Stored data
▬▬▬

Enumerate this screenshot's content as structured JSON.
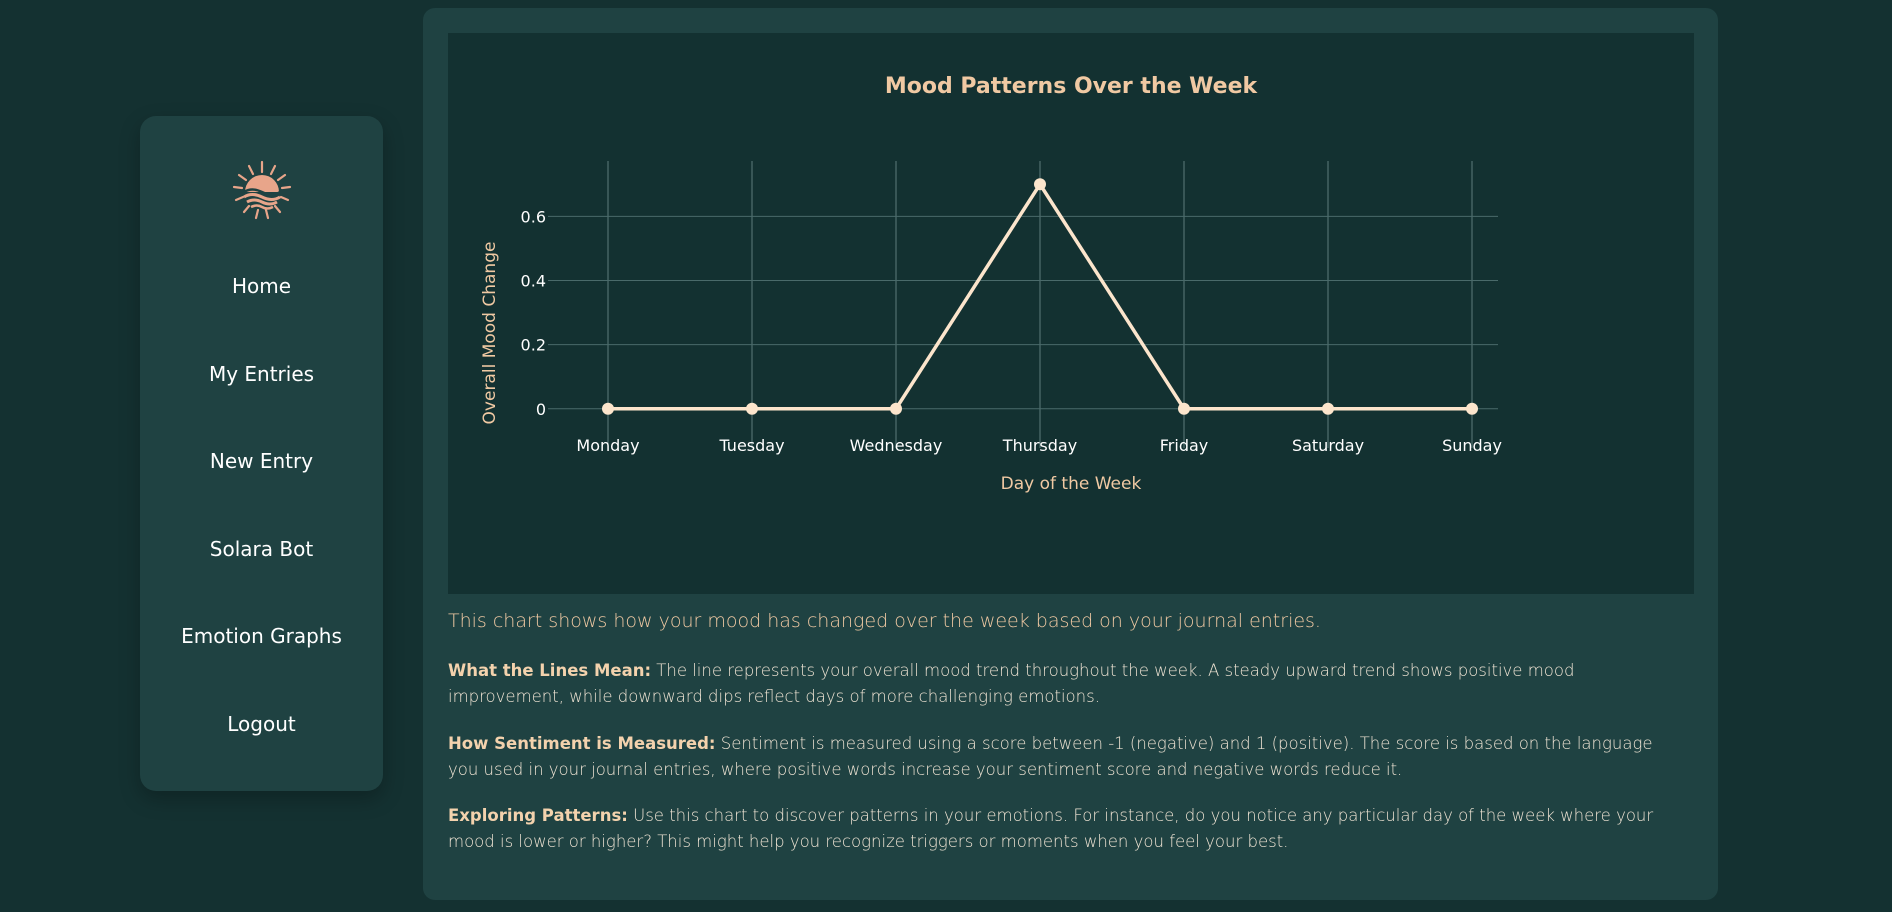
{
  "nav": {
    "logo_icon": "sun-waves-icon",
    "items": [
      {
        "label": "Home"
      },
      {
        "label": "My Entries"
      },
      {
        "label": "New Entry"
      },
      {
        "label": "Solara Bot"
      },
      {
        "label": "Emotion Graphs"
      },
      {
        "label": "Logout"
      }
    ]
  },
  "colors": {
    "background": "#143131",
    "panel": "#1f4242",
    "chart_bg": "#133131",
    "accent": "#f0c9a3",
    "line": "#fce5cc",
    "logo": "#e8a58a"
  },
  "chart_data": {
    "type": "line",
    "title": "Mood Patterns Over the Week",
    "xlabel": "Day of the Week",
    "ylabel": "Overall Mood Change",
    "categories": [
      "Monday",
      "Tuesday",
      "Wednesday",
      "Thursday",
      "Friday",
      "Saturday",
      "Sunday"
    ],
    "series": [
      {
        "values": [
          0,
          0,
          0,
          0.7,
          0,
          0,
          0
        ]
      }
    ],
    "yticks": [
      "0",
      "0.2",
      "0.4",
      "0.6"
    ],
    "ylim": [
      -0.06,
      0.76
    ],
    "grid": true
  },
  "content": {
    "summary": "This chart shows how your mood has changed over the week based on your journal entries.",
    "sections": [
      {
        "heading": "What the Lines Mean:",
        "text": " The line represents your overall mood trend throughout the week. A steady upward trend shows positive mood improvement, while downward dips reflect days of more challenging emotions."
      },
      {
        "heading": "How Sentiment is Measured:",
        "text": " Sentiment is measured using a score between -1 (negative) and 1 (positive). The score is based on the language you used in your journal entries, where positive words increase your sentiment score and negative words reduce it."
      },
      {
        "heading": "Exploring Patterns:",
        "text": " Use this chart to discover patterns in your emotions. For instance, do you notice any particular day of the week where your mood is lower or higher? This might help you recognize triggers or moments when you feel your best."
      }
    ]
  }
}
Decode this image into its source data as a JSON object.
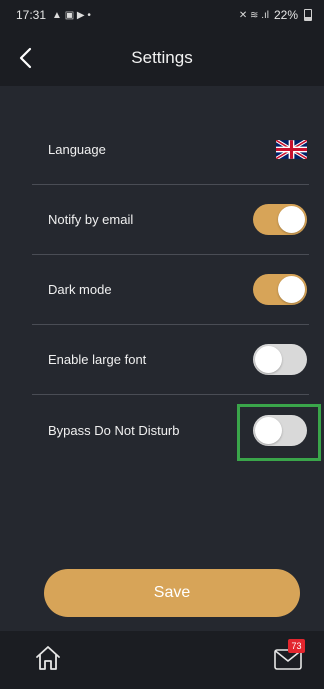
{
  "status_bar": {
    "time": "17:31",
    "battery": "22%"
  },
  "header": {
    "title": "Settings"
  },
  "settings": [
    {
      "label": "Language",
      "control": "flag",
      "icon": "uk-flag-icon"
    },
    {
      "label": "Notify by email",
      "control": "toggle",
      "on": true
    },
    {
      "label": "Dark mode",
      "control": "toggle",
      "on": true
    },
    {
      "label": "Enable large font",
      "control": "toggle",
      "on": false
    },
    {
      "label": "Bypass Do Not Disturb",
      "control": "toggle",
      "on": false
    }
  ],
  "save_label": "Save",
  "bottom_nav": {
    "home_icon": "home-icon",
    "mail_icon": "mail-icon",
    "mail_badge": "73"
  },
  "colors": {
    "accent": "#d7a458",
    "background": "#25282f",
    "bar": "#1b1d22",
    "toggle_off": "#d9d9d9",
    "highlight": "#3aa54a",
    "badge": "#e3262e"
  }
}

▬▬▬

● **EXERCISE GOAL**: Copy all lines from the data that hold the word "JSON".

● **ANSWER TO THE EXERCISE**:
Enumerate this screenshot's content as structured JSON.
Decode this image into its source data as a JSON object.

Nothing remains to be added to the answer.